### TASK STATEMENT
Write out each line of the listing as it stands, without the images.

### GIVEN RECORDS
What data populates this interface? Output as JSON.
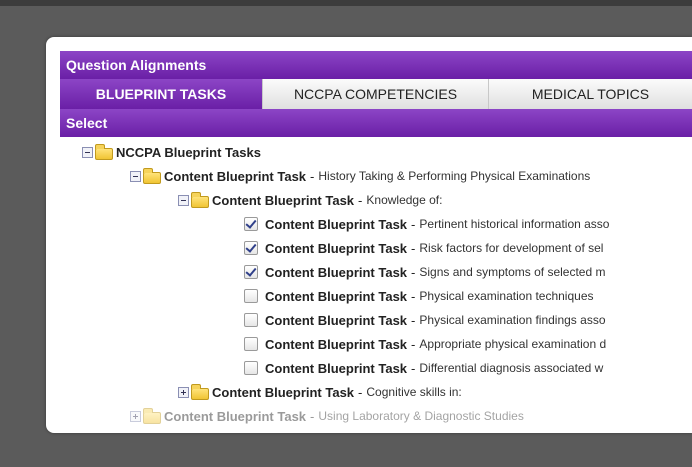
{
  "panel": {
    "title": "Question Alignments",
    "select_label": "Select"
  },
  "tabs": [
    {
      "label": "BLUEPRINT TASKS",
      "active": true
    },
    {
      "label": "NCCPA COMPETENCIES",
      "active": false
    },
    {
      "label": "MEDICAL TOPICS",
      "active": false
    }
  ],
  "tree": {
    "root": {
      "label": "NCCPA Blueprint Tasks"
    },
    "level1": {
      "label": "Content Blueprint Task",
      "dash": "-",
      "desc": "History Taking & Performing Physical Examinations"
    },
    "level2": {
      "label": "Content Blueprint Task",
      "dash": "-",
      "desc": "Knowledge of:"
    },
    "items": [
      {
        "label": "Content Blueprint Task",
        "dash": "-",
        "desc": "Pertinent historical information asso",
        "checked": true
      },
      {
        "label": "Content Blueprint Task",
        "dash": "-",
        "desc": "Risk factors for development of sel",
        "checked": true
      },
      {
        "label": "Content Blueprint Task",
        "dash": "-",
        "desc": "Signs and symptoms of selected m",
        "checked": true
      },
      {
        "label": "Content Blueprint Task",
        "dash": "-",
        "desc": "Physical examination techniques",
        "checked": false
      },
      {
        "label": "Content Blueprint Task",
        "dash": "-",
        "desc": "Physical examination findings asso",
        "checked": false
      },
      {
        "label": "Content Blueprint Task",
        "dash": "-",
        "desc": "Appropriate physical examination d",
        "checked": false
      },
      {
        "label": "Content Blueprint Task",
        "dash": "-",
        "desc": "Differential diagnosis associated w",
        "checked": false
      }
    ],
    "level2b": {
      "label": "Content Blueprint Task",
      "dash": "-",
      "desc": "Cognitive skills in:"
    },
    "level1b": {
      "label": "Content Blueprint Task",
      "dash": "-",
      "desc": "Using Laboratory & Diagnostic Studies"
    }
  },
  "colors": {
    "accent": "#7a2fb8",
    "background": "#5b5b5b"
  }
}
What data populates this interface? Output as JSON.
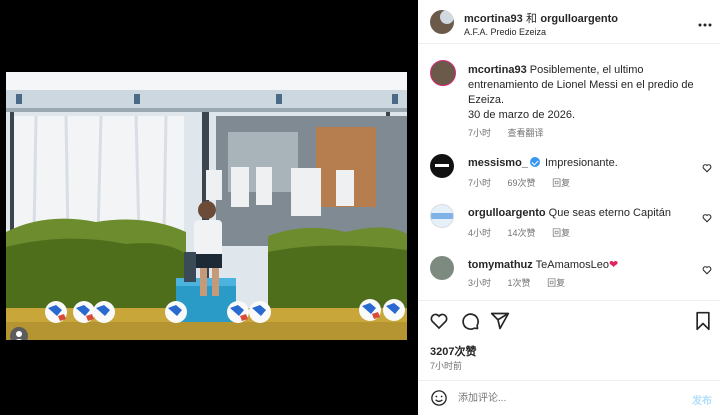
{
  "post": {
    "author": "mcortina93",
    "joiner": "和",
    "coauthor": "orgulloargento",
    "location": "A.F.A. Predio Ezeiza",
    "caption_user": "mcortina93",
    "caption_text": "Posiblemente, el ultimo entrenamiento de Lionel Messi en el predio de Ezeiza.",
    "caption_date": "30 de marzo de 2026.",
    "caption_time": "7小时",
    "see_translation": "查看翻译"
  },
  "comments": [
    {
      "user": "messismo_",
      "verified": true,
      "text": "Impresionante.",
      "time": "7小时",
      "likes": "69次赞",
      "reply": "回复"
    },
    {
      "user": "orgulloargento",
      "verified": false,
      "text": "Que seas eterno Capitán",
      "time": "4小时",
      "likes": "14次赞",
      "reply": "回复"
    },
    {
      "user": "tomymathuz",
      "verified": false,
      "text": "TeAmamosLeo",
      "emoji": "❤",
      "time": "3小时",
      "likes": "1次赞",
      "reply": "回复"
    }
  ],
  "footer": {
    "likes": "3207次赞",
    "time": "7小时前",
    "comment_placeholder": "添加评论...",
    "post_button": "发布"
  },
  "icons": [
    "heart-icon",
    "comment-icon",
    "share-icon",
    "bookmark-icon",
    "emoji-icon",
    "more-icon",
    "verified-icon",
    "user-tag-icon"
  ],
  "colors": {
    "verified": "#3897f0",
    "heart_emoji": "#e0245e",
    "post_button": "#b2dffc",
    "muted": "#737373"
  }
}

### ANSWER BELOW
What data populates this interface? Output as JSON.
{
  "panel": {
    "title": "Question Alignments",
    "select_label": "Select"
  },
  "tabs": [
    {
      "label": "BLUEPRINT TASKS",
      "active": true
    },
    {
      "label": "NCCPA COMPETENCIES",
      "active": false
    },
    {
      "label": "MEDICAL TOPICS",
      "active": false
    }
  ],
  "tree": {
    "root": {
      "label": "NCCPA Blueprint Tasks"
    },
    "level1": {
      "label": "Content Blueprint Task",
      "dash": "-",
      "desc": "History Taking & Performing Physical Examinations"
    },
    "level2": {
      "label": "Content Blueprint Task",
      "dash": "-",
      "desc": "Knowledge of:"
    },
    "items": [
      {
        "label": "Content Blueprint Task",
        "dash": "-",
        "desc": "Pertinent historical information asso",
        "checked": true
      },
      {
        "label": "Content Blueprint Task",
        "dash": "-",
        "desc": "Risk factors for development of sel",
        "checked": true
      },
      {
        "label": "Content Blueprint Task",
        "dash": "-",
        "desc": "Signs and symptoms of selected m",
        "checked": true
      },
      {
        "label": "Content Blueprint Task",
        "dash": "-",
        "desc": "Physical examination techniques",
        "checked": false
      },
      {
        "label": "Content Blueprint Task",
        "dash": "-",
        "desc": "Physical examination findings asso",
        "checked": false
      },
      {
        "label": "Content Blueprint Task",
        "dash": "-",
        "desc": "Appropriate physical examination d",
        "checked": false
      },
      {
        "label": "Content Blueprint Task",
        "dash": "-",
        "desc": "Differential diagnosis associated w",
        "checked": false
      }
    ],
    "level2b": {
      "label": "Content Blueprint Task",
      "dash": "-",
      "desc": "Cognitive skills in:"
    },
    "level1b": {
      "label": "Content Blueprint Task",
      "dash": "-",
      "desc": "Using Laboratory & Diagnostic Studies"
    }
  },
  "colors": {
    "accent": "#7a2fb8",
    "background": "#5b5b5b"
  }
}
What data populates this interface? Output as JSON.
{
  "post": {
    "author": "mcortina93",
    "joiner": "和",
    "coauthor": "orgulloargento",
    "location": "A.F.A. Predio Ezeiza",
    "caption_user": "mcortina93",
    "caption_text": "Posiblemente, el ultimo entrenamiento de Lionel Messi en el predio de Ezeiza.",
    "caption_date": "30 de marzo de 2026.",
    "caption_time": "7小时",
    "see_translation": "查看翻译"
  },
  "comments": [
    {
      "user": "messismo_",
      "verified": true,
      "text": "Impresionante.",
      "time": "7小时",
      "likes": "69次赞",
      "reply": "回复"
    },
    {
      "user": "orgulloargento",
      "verified": false,
      "text": "Que seas eterno Capitán",
      "time": "4小时",
      "likes": "14次赞",
      "reply": "回复"
    },
    {
      "user": "tomymathuz",
      "verified": false,
      "text": "TeAmamosLeo",
      "emoji": "❤",
      "time": "3小时",
      "likes": "1次赞",
      "reply": "回复"
    }
  ],
  "footer": {
    "likes": "3207次赞",
    "time": "7小时前",
    "comment_placeholder": "添加评论...",
    "post_button": "发布"
  },
  "icons": [
    "heart-icon",
    "comment-icon",
    "share-icon",
    "bookmark-icon",
    "emoji-icon",
    "more-icon",
    "verified-icon",
    "user-tag-icon"
  ],
  "colors": {
    "verified": "#3897f0",
    "heart_emoji": "#e0245e",
    "post_button": "#b2dffc",
    "muted": "#737373"
  }
}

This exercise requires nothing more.